→ Do this
Say how many lines contain the string "screenshot". Give no other output.

==========

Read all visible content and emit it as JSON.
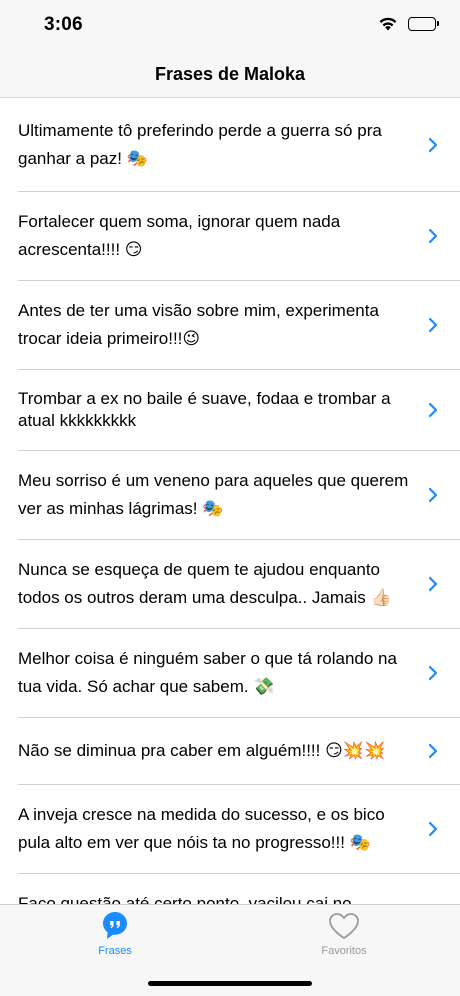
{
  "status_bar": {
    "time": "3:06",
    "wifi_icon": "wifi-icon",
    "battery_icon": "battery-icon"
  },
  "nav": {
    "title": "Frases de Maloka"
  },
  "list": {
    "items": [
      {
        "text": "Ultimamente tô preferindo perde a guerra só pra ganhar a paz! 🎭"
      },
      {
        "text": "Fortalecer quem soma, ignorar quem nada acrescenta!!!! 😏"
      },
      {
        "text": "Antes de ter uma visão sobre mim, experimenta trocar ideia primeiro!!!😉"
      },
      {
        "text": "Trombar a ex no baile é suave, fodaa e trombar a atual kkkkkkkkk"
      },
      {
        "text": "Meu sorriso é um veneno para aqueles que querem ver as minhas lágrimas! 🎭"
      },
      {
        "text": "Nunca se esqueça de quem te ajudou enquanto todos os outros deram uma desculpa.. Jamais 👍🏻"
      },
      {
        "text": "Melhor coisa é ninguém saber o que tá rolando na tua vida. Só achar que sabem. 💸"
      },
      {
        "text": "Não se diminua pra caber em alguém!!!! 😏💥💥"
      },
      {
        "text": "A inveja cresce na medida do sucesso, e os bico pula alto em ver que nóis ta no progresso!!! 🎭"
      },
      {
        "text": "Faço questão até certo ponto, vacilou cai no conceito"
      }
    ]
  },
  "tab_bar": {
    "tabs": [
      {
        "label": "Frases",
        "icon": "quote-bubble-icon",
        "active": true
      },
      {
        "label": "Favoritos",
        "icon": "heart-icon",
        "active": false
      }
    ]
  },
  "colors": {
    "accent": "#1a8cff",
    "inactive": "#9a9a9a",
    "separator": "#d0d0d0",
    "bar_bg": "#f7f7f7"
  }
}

==========

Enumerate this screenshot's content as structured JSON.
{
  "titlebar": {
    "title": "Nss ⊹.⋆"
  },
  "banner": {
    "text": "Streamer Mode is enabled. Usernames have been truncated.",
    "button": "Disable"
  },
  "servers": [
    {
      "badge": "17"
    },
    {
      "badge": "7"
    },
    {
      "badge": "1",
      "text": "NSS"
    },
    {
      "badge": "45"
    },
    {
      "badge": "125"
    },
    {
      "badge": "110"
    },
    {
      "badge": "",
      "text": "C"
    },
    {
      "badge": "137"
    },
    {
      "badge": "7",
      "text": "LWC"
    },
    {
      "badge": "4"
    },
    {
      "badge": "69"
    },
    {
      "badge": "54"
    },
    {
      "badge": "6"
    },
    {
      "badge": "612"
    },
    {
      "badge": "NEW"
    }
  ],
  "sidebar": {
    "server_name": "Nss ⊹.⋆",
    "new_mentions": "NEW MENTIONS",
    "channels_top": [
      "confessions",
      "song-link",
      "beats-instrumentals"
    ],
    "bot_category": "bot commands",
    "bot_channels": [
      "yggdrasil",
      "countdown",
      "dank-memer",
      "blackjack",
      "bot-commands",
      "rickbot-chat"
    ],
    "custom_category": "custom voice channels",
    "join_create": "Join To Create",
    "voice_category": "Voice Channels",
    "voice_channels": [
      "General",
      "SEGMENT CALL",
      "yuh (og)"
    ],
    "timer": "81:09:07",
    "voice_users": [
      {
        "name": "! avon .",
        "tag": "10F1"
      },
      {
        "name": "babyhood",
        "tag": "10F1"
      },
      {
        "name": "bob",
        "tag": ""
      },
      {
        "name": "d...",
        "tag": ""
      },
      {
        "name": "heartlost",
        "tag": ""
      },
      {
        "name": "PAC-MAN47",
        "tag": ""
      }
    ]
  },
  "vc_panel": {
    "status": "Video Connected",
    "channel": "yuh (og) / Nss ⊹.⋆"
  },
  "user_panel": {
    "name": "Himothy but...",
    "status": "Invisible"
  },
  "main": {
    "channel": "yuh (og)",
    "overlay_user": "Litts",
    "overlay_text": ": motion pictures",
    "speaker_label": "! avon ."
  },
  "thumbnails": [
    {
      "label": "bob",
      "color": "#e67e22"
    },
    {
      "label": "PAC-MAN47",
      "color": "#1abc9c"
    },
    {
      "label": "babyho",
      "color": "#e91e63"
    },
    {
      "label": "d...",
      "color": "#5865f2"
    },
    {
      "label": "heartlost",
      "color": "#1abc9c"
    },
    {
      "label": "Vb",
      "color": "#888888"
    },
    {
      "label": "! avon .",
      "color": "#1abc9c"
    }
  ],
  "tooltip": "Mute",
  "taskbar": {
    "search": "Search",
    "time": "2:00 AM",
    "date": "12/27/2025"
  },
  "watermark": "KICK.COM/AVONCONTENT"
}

==========

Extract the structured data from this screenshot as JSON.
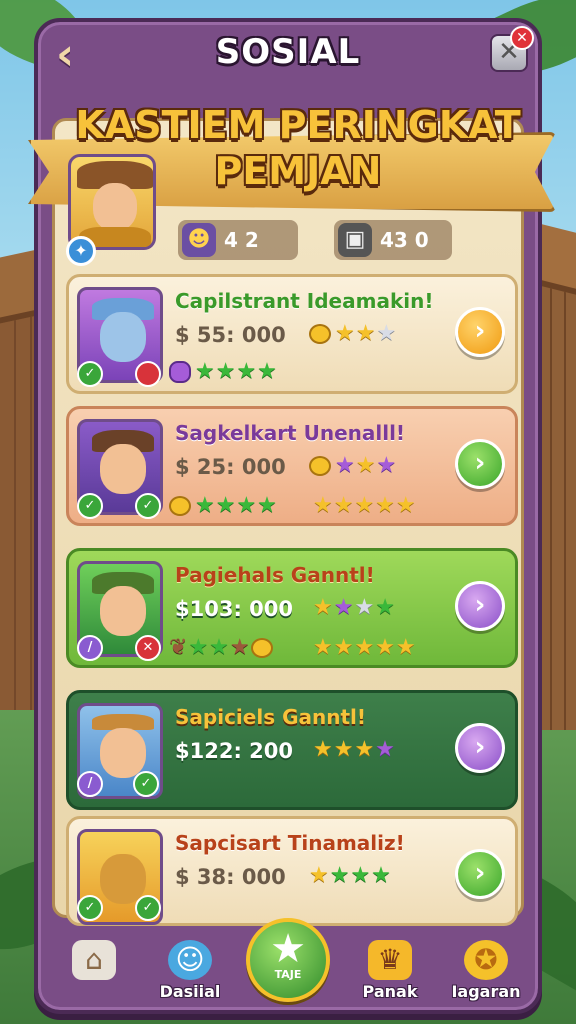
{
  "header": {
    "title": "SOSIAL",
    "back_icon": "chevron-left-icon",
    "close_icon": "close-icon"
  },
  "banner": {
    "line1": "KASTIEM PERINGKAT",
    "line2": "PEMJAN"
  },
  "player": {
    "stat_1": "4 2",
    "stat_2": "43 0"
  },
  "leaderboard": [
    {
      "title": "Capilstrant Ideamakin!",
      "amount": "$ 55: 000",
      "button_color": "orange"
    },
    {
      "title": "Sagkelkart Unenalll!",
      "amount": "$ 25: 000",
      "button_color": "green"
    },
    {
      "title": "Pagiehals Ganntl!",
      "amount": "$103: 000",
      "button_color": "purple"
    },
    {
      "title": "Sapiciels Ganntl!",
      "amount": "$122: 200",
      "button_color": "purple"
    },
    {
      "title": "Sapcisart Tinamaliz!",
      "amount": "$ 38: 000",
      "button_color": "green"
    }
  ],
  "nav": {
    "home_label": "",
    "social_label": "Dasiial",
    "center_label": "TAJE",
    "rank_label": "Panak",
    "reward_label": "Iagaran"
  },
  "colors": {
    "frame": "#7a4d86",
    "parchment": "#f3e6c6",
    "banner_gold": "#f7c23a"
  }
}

==========

→ Solution below
2